Problem statement –
Your reply should reproduce each entry exactly and contain no pictures.

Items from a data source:
=== Section Start ===

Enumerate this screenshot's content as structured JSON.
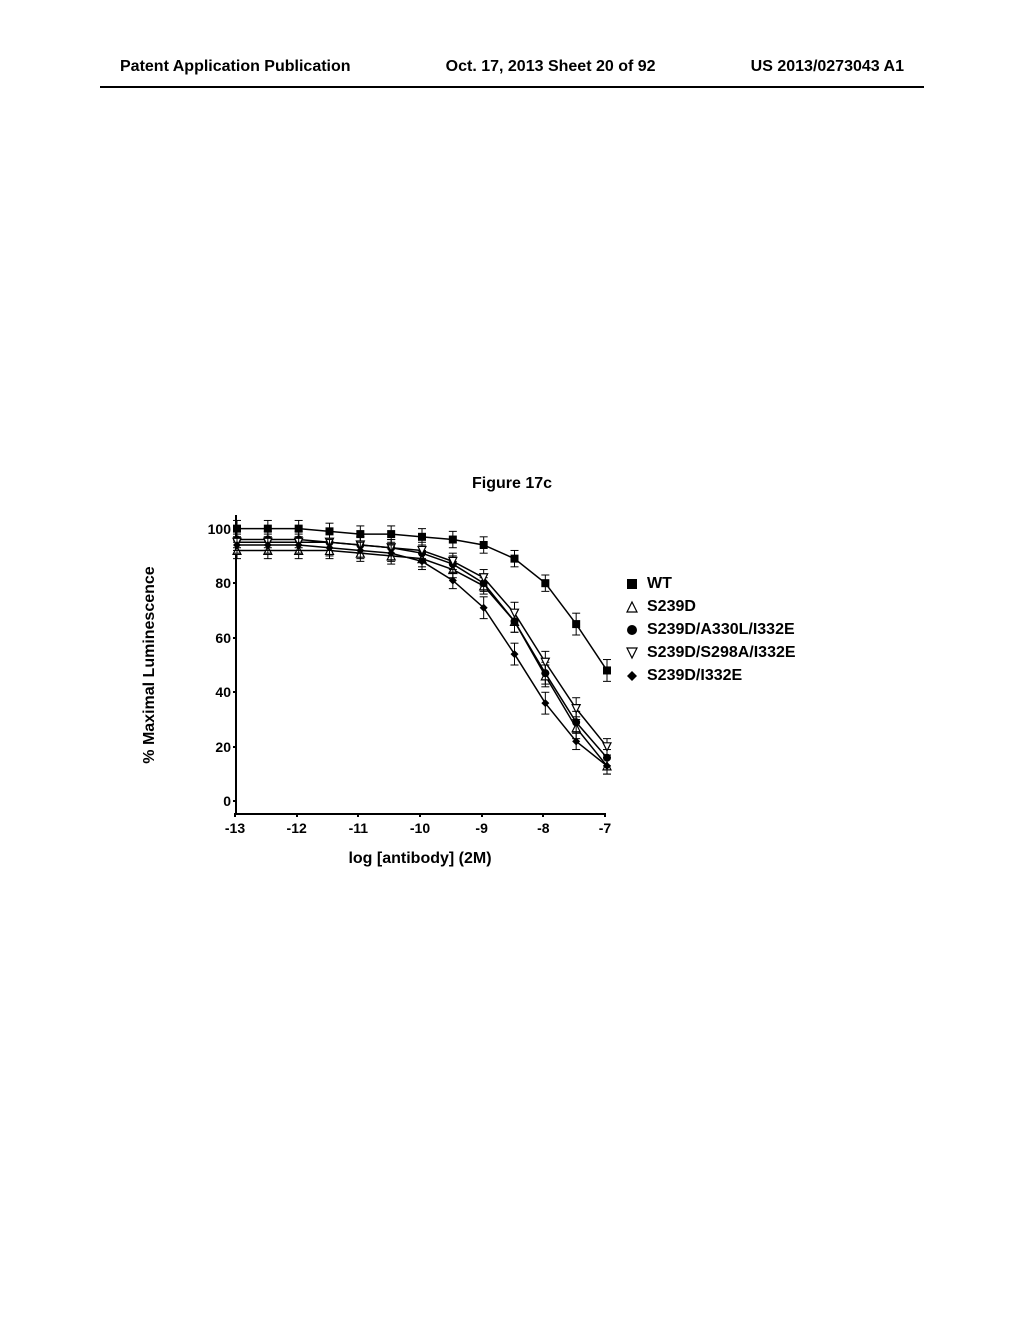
{
  "header": {
    "left": "Patent Application Publication",
    "center": "Oct. 17, 2013  Sheet 20 of 92",
    "right": "US 2013/0273043 A1"
  },
  "figure_title": "Figure 17c",
  "chart": {
    "type": "line",
    "ylabel": "% Maximal Luminescence",
    "xlabel": "log [antibody] (2M)",
    "background_color": "#ffffff",
    "axis_color": "#000000",
    "label_fontsize_pt": 12,
    "tick_fontsize_pt": 11,
    "xlim": [
      -13,
      -7
    ],
    "ylim": [
      -5,
      105
    ],
    "xtick_step": 1,
    "ytick_step": 20,
    "xticks": [
      -13,
      -12,
      -11,
      -10,
      -9,
      -8,
      -7
    ],
    "yticks": [
      0,
      20,
      40,
      60,
      80,
      100
    ],
    "error_bar_width": 4,
    "line_width": 1.5,
    "series": [
      {
        "name": "WT",
        "marker": "filled-square",
        "color": "#000000",
        "x": [
          -13,
          -12.5,
          -12,
          -11.5,
          -11,
          -10.5,
          -10,
          -9.5,
          -9,
          -8.5,
          -8,
          -7.5,
          -7
        ],
        "y": [
          100,
          100,
          100,
          99,
          98,
          98,
          97,
          96,
          94,
          89,
          80,
          65,
          48
        ],
        "err": [
          3,
          3,
          3,
          3,
          3,
          3,
          3,
          3,
          3,
          3,
          3,
          4,
          4
        ]
      },
      {
        "name": "S239D",
        "marker": "open-triangle-up",
        "color": "#000000",
        "x": [
          -13,
          -12.5,
          -12,
          -11.5,
          -11,
          -10.5,
          -10,
          -9.5,
          -9,
          -8.5,
          -8,
          -7.5,
          -7
        ],
        "y": [
          92,
          92,
          92,
          92,
          91,
          90,
          89,
          85,
          79,
          66,
          46,
          27,
          13
        ],
        "err": [
          3,
          3,
          3,
          3,
          3,
          3,
          3,
          3,
          3,
          4,
          4,
          4,
          3
        ]
      },
      {
        "name": "S239D/A330L/I332E",
        "marker": "filled-circle",
        "color": "#000000",
        "x": [
          -13,
          -12.5,
          -12,
          -11.5,
          -11,
          -10.5,
          -10,
          -9.5,
          -9,
          -8.5,
          -8,
          -7.5,
          -7
        ],
        "y": [
          96,
          96,
          96,
          95,
          94,
          93,
          91,
          87,
          80,
          66,
          47,
          29,
          16
        ],
        "err": [
          3,
          3,
          3,
          3,
          3,
          3,
          3,
          3,
          3,
          4,
          4,
          4,
          3
        ]
      },
      {
        "name": "S239D/S298A/I332E",
        "marker": "open-triangle-down",
        "color": "#000000",
        "x": [
          -13,
          -12.5,
          -12,
          -11.5,
          -11,
          -10.5,
          -10,
          -9.5,
          -9,
          -8.5,
          -8,
          -7.5,
          -7
        ],
        "y": [
          95,
          95,
          95,
          95,
          94,
          93,
          92,
          88,
          82,
          69,
          51,
          34,
          20
        ],
        "err": [
          3,
          3,
          3,
          3,
          3,
          3,
          3,
          3,
          3,
          4,
          4,
          4,
          3
        ]
      },
      {
        "name": "S239D/I332E",
        "marker": "filled-diamond",
        "color": "#000000",
        "x": [
          -13,
          -12.5,
          -12,
          -11.5,
          -11,
          -10.5,
          -10,
          -9.5,
          -9,
          -8.5,
          -8,
          -7.5,
          -7
        ],
        "y": [
          94,
          94,
          94,
          93,
          92,
          91,
          88,
          81,
          71,
          54,
          36,
          22,
          13
        ],
        "err": [
          3,
          3,
          3,
          3,
          3,
          3,
          3,
          3,
          4,
          4,
          4,
          3,
          3
        ]
      }
    ]
  },
  "legend": {
    "items": [
      {
        "label": "WT",
        "marker": "filled-square"
      },
      {
        "label": "S239D",
        "marker": "open-triangle-up"
      },
      {
        "label": "S239D/A330L/I332E",
        "marker": "filled-circle"
      },
      {
        "label": "S239D/S298A/I332E",
        "marker": "open-triangle-down"
      },
      {
        "label": "S239D/I332E",
        "marker": "filled-diamond"
      }
    ]
  }
}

=== Section End ===

Exercise result –
Enumerate this screenshot's content as structured JSON.
{
  "header": {
    "left": "Patent Application Publication",
    "center": "Oct. 17, 2013  Sheet 20 of 92",
    "right": "US 2013/0273043 A1"
  },
  "figure_title": "Figure 17c",
  "chart": {
    "type": "line",
    "ylabel": "% Maximal Luminescence",
    "xlabel": "log [antibody] (2M)",
    "background_color": "#ffffff",
    "axis_color": "#000000",
    "label_fontsize_pt": 12,
    "tick_fontsize_pt": 11,
    "xlim": [
      -13,
      -7
    ],
    "ylim": [
      -5,
      105
    ],
    "xtick_step": 1,
    "ytick_step": 20,
    "xticks": [
      -13,
      -12,
      -11,
      -10,
      -9,
      -8,
      -7
    ],
    "yticks": [
      0,
      20,
      40,
      60,
      80,
      100
    ],
    "error_bar_width": 4,
    "line_width": 1.5,
    "series": [
      {
        "name": "WT",
        "marker": "filled-square",
        "color": "#000000",
        "x": [
          -13,
          -12.5,
          -12,
          -11.5,
          -11,
          -10.5,
          -10,
          -9.5,
          -9,
          -8.5,
          -8,
          -7.5,
          -7
        ],
        "y": [
          100,
          100,
          100,
          99,
          98,
          98,
          97,
          96,
          94,
          89,
          80,
          65,
          48
        ],
        "err": [
          3,
          3,
          3,
          3,
          3,
          3,
          3,
          3,
          3,
          3,
          3,
          4,
          4
        ]
      },
      {
        "name": "S239D",
        "marker": "open-triangle-up",
        "color": "#000000",
        "x": [
          -13,
          -12.5,
          -12,
          -11.5,
          -11,
          -10.5,
          -10,
          -9.5,
          -9,
          -8.5,
          -8,
          -7.5,
          -7
        ],
        "y": [
          92,
          92,
          92,
          92,
          91,
          90,
          89,
          85,
          79,
          66,
          46,
          27,
          13
        ],
        "err": [
          3,
          3,
          3,
          3,
          3,
          3,
          3,
          3,
          3,
          4,
          4,
          4,
          3
        ]
      },
      {
        "name": "S239D/A330L/I332E",
        "marker": "filled-circle",
        "color": "#000000",
        "x": [
          -13,
          -12.5,
          -12,
          -11.5,
          -11,
          -10.5,
          -10,
          -9.5,
          -9,
          -8.5,
          -8,
          -7.5,
          -7
        ],
        "y": [
          96,
          96,
          96,
          95,
          94,
          93,
          91,
          87,
          80,
          66,
          47,
          29,
          16
        ],
        "err": [
          3,
          3,
          3,
          3,
          3,
          3,
          3,
          3,
          3,
          4,
          4,
          4,
          3
        ]
      },
      {
        "name": "S239D/S298A/I332E",
        "marker": "open-triangle-down",
        "color": "#000000",
        "x": [
          -13,
          -12.5,
          -12,
          -11.5,
          -11,
          -10.5,
          -10,
          -9.5,
          -9,
          -8.5,
          -8,
          -7.5,
          -7
        ],
        "y": [
          95,
          95,
          95,
          95,
          94,
          93,
          92,
          88,
          82,
          69,
          51,
          34,
          20
        ],
        "err": [
          3,
          3,
          3,
          3,
          3,
          3,
          3,
          3,
          3,
          4,
          4,
          4,
          3
        ]
      },
      {
        "name": "S239D/I332E",
        "marker": "filled-diamond",
        "color": "#000000",
        "x": [
          -13,
          -12.5,
          -12,
          -11.5,
          -11,
          -10.5,
          -10,
          -9.5,
          -9,
          -8.5,
          -8,
          -7.5,
          -7
        ],
        "y": [
          94,
          94,
          94,
          93,
          92,
          91,
          88,
          81,
          71,
          54,
          36,
          22,
          13
        ],
        "err": [
          3,
          3,
          3,
          3,
          3,
          3,
          3,
          3,
          4,
          4,
          4,
          3,
          3
        ]
      }
    ]
  },
  "legend": {
    "items": [
      {
        "label": "WT",
        "marker": "filled-square"
      },
      {
        "label": "S239D",
        "marker": "open-triangle-up"
      },
      {
        "label": "S239D/A330L/I332E",
        "marker": "filled-circle"
      },
      {
        "label": "S239D/S298A/I332E",
        "marker": "open-triangle-down"
      },
      {
        "label": "S239D/I332E",
        "marker": "filled-diamond"
      }
    ]
  }
}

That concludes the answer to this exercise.